* [Given exercise]
Compile every line that includes the word "dobara".

======== Exercise inputs ========

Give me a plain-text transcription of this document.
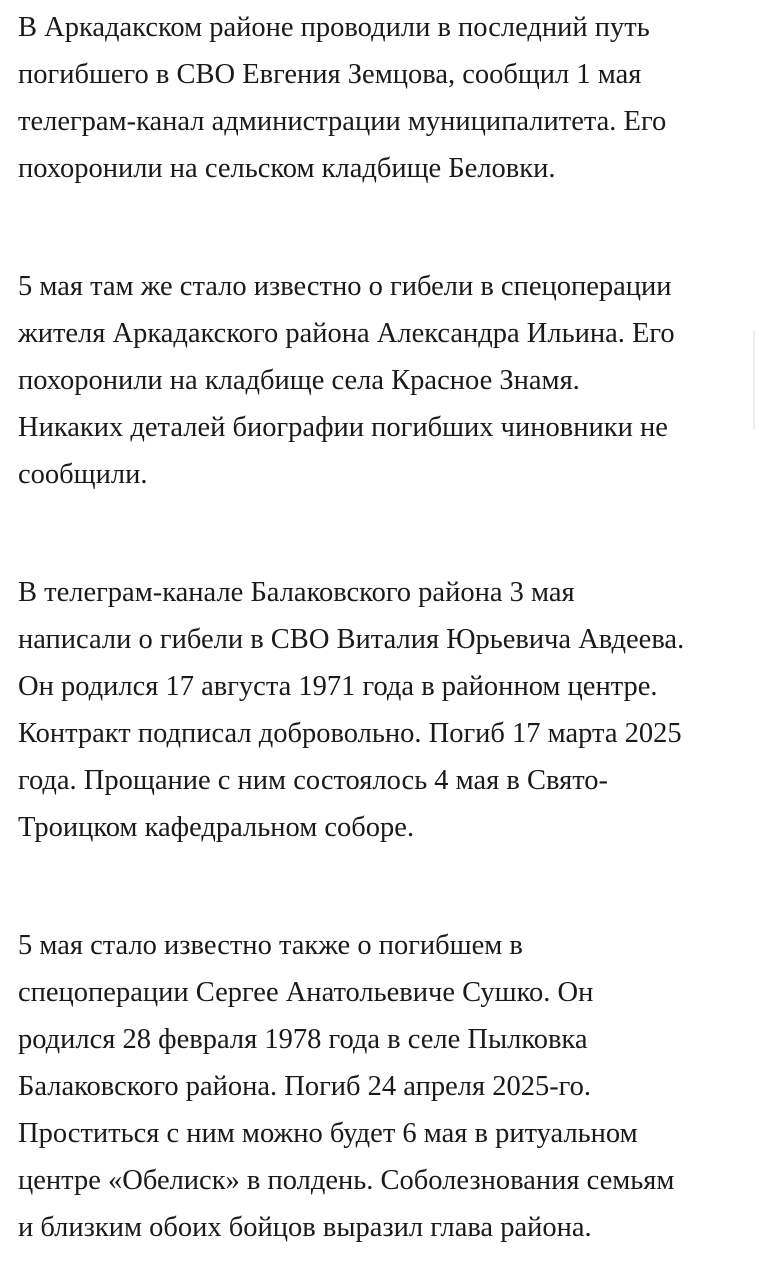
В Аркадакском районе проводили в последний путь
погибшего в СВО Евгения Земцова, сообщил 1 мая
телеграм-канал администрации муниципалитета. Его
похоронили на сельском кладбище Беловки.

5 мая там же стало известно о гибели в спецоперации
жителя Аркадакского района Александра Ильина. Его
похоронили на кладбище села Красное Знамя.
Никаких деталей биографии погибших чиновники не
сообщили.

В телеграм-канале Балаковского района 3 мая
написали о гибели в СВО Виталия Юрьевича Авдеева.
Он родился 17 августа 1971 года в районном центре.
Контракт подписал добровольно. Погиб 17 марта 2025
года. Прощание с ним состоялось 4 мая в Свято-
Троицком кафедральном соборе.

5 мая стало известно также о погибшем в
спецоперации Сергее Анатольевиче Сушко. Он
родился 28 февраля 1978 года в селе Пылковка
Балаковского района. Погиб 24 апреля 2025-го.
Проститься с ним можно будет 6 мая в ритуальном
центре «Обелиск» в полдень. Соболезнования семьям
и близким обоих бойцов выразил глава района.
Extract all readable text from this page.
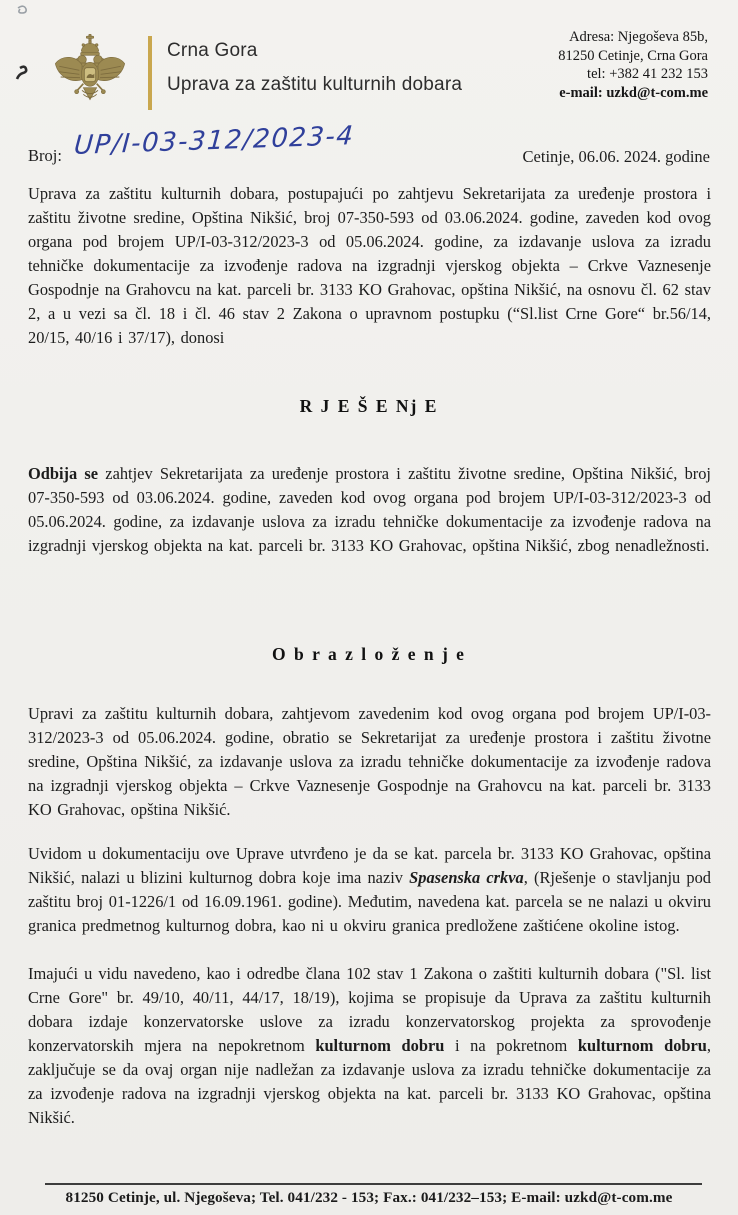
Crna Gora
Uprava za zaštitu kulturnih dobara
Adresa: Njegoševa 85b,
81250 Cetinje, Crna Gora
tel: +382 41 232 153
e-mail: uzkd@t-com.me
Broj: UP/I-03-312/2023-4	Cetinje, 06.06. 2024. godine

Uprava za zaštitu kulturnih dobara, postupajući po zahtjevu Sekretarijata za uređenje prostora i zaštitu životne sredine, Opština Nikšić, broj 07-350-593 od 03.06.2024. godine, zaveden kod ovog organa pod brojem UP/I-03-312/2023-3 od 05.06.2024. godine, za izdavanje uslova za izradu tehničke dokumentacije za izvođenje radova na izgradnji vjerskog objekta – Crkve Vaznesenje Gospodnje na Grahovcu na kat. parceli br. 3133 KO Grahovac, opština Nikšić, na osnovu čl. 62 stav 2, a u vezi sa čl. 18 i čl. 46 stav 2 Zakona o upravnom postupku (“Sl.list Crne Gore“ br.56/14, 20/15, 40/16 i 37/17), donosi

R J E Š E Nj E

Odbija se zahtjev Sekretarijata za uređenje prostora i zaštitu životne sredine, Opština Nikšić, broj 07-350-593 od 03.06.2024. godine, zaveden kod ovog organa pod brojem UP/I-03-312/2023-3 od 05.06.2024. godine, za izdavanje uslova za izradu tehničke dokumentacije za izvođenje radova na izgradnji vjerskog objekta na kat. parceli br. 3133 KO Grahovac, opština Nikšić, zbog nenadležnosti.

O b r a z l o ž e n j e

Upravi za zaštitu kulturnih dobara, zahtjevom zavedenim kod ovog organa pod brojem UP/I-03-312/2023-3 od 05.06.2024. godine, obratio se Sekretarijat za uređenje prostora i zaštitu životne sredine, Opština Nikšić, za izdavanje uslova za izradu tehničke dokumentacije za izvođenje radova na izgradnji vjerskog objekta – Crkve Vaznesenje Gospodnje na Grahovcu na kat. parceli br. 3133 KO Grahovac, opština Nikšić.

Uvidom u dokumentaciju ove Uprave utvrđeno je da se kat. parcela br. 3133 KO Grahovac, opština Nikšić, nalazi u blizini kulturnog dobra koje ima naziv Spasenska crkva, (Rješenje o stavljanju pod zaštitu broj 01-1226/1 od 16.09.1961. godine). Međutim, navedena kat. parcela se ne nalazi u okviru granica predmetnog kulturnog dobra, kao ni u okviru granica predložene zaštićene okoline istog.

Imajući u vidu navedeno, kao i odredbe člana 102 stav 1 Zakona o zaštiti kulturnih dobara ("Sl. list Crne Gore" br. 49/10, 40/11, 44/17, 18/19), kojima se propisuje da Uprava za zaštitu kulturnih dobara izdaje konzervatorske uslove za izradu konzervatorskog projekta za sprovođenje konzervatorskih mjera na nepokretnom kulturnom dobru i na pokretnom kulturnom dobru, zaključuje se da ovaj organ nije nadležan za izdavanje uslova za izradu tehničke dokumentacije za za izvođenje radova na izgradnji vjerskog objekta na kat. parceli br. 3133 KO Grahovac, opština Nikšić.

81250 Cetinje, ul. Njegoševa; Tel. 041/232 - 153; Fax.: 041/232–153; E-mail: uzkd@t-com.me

========
======== Exercise inputs ========

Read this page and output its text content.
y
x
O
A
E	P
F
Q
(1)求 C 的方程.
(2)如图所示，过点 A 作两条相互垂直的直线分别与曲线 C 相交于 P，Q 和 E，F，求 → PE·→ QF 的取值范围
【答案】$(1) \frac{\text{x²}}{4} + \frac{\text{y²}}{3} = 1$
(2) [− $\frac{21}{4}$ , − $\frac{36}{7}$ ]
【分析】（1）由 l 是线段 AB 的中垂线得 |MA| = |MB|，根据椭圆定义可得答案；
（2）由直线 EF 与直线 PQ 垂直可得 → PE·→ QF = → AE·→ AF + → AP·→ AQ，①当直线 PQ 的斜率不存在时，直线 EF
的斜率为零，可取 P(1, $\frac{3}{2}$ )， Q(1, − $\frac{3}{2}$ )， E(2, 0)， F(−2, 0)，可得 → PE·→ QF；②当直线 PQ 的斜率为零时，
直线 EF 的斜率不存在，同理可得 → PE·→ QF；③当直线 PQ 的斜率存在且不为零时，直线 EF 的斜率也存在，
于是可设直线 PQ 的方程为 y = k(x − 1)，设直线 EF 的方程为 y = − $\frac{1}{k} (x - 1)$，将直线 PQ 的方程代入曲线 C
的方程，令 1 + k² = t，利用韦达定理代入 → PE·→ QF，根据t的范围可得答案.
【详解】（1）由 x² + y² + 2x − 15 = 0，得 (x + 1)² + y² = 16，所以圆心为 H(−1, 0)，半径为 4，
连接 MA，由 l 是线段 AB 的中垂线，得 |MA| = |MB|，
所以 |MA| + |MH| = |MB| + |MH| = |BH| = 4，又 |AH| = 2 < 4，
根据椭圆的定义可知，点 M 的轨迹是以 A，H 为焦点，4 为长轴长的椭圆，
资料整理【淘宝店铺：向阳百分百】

========
======== Exercise inputs ========

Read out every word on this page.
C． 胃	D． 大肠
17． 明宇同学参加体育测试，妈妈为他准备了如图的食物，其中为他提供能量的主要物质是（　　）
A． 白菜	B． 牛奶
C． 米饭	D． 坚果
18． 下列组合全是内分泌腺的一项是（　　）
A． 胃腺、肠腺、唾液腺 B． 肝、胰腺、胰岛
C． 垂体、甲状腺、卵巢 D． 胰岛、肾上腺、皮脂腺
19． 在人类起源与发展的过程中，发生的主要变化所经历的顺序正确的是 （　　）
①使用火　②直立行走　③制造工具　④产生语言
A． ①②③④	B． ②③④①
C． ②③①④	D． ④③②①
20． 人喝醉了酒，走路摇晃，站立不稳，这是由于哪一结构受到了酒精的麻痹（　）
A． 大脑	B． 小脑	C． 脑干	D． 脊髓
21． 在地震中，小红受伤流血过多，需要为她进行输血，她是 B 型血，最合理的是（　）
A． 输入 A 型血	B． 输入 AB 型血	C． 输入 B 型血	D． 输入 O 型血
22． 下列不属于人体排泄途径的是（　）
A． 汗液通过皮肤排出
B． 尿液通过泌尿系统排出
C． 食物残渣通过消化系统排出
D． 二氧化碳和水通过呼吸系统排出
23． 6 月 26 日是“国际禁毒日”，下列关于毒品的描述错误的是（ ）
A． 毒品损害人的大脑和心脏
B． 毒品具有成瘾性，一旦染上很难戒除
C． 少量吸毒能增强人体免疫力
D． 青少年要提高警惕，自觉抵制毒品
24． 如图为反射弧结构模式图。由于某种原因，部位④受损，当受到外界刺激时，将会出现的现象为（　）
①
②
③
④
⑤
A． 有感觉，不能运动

========

* [Finished exercise]
Uprava za zaštitu kulturnih dobara
Uprava za zaštitu kulturnih dobara, postupajući po zahtjevu Sekretarijata za uređenje prostora i zaštitu životne sredine, Opština Nikšić, broj 07-350-593 od 03.06.2024. godine, zaveden kod ovog organa pod brojem UP/I-03-312/2023-3 od 05.06.2024. godine, za izdavanje uslova za izradu tehničke dokumentacije za izvođenje radova na izgradnji vjerskog objekta – Crkve Vaznesenje Gospodnje na Grahovcu na kat. parceli br. 3133 KO Grahovac, opština Nikšić, na osnovu čl. 62 stav 2, a u vezi sa čl. 18 i čl. 46 stav 2 Zakona o upravnom postupku (“Sl.list Crne Gore“ br.56/14, 20/15, 40/16 i 37/17), donosi
Upravi za zaštitu kulturnih dobara, zahtjevom zavedenim kod ovog organa pod brojem UP/I-03-312/2023-3 od 05.06.2024. godine, obratio se Sekretarijat za uređenje prostora i zaštitu životne sredine, Opština Nikšić, za izdavanje uslova za izradu tehničke dokumentacije za izvođenje radova na izgradnji vjerskog objekta – Crkve Vaznesenje Gospodnje na Grahovcu na kat. parceli br. 3133 KO Grahovac, opština Nikšić.
Imajući u vidu navedeno, kao i odredbe člana 102 stav 1 Zakona o zaštiti kulturnih dobara ("Sl. list Crne Gore" br. 49/10, 40/11, 44/17, 18/19), kojima se propisuje da Uprava za zaštitu kulturnih dobara izdaje konzervatorske uslove za izradu konzervatorskog projekta za sprovođenje konzervatorskih mjera na nepokretnom kulturnom dobru i na pokretnom kulturnom dobru, zaključuje se da ovaj organ nije nadležan za izdavanje uslova za izradu tehničke dokumentacije za za izvođenje radova na izgradnji vjerskog objekta na kat. parceli br. 3133 KO Grahovac, opština Nikšić.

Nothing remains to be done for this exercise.